What to do: Write the data below out exactly as it stands. Do not include the pictures.

##########

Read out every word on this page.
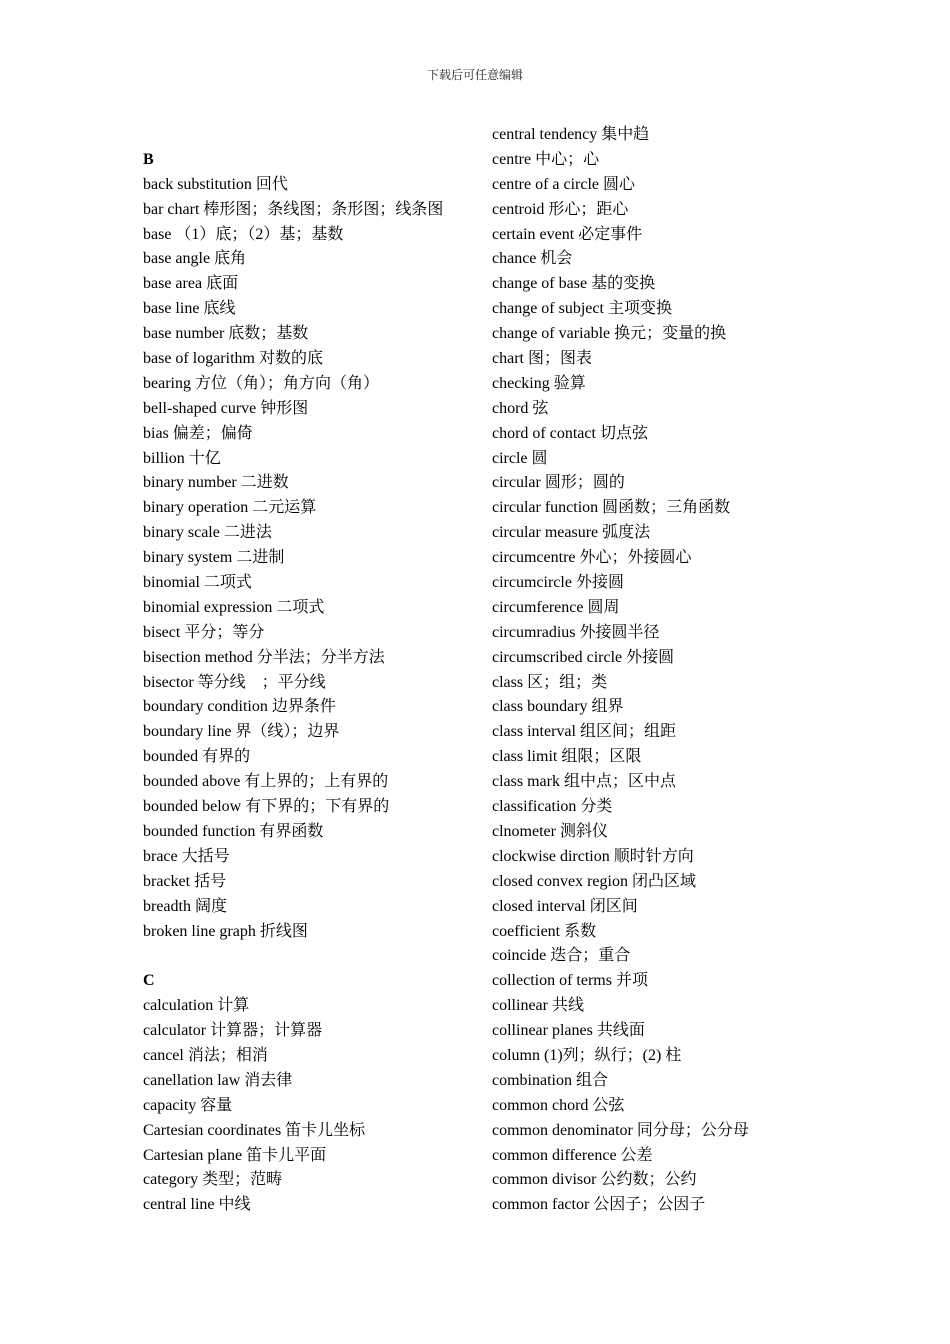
下载后可任意编辑
B
back substitution 回代
bar chart 棒形图；条线图；条形图；线条图
base （1）底；（2）基；基数
base angle 底角
base area 底面
base line 底线
base number 底数；基数
base of logarithm 对数的底
bearing 方位（角）；角方向（角）
bell-shaped curve 钟形图
bias 偏差；偏倚
billion 十亿
binary number 二进数
binary operation 二元运算
binary scale 二进法
binary system 二进制
binomial 二项式
binomial expression 二项式
bisect 平分；等分
bisection method 分半法；分半方法
bisector 等分线　；平分线
boundary condition 边界条件
boundary line 界（线）；边界
bounded 有界的
bounded above 有上界的；上有界的
bounded below 有下界的；下有界的
bounded function 有界函数
brace 大括号
bracket 括号
breadth 阔度
broken line graph 折线图
C
calculation 计算
calculator 计算器；计算器
cancel 消法；相消
canellation law 消去律
capacity 容量
Cartesian coordinates 笛卡儿坐标
Cartesian plane 笛卡儿平面
category 类型；范畴
central line 中线
central tendency 集中趋
centre 中心；心
centre of a circle 圆心
centroid 形心；距心
certain event 必定事件
chance 机会
change of base 基的变换
change of subject 主项变换
change of variable 换元；变量的换
chart 图；图表
checking 验算
chord 弦
chord of contact 切点弦
circle 圆
circular 圆形；圆的
circular function 圆函数；三角函数
circular measure 弧度法
circumcentre 外心；外接圆心
circumcircle 外接圆
circumference 圆周
circumradius 外接圆半径
circumscribed circle 外接圆
class 区；组；类
class boundary 组界
class interval 组区间；组距
class limit 组限；区限
class mark 组中点；区中点
classification 分类
clnometer 测斜仪
clockwise dirction 顺时针方向
closed convex region 闭凸区域
closed interval 闭区间
coefficient 系数
coincide 迭合；重合
collection of terms 并项
collinear 共线
collinear planes 共线面
column (1)列；纵行；(2) 柱
combination 组合
common chord 公弦
common denominator 同分母；公分母
common difference 公差
common divisor 公约数；公约
common factor 公因子；公因子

##########

Answer in full:
Read out every word on this page.
下载后可任意编辑
B
back substitution 回代
bar chart 棒形图；条线图；条形图；线条图
base （1）底；（2）基；基数
base angle 底角
base area 底面
base line 底线
base number 底数；基数
base of logarithm 对数的底
bearing 方位（角）；角方向（角）
bell-shaped curve 钟形图
bias 偏差；偏倚
billion 十亿
binary number 二进数
binary operation 二元运算
binary scale 二进法
binary system 二进制
binomial 二项式
binomial expression 二项式
bisect 平分；等分
bisection method 分半法；分半方法
bisector 等分线　；平分线
boundary condition 边界条件
boundary line 界（线）；边界
bounded 有界的
bounded above 有上界的；上有界的
bounded below 有下界的；下有界的
bounded function 有界函数
brace 大括号
bracket 括号
breadth 阔度
broken line graph 折线图
C
calculation 计算
calculator 计算器；计算器
cancel 消法；相消
canellation law 消去律
capacity 容量
Cartesian coordinates 笛卡儿坐标
Cartesian plane 笛卡儿平面
category 类型；范畴
central line 中线
central tendency 集中趋
centre 中心；心
centre of a circle 圆心
centroid 形心；距心
certain event 必定事件
chance 机会
change of base 基的变换
change of subject 主项变换
change of variable 换元；变量的换
chart 图；图表
checking 验算
chord 弦
chord of contact 切点弦
circle 圆
circular 圆形；圆的
circular function 圆函数；三角函数
circular measure 弧度法
circumcentre 外心；外接圆心
circumcircle 外接圆
circumference 圆周
circumradius 外接圆半径
circumscribed circle 外接圆
class 区；组；类
class boundary 组界
class interval 组区间；组距
class limit 组限；区限
class mark 组中点；区中点
classification 分类
clnometer 测斜仪
clockwise dirction 顺时针方向
closed convex region 闭凸区域
closed interval 闭区间
coefficient 系数
coincide 迭合；重合
collection of terms 并项
collinear 共线
collinear planes 共线面
column (1)列；纵行；(2) 柱
combination 组合
common chord 公弦
common denominator 同分母；公分母
common difference 公差
common divisor 公约数；公约
common factor 公因子；公因子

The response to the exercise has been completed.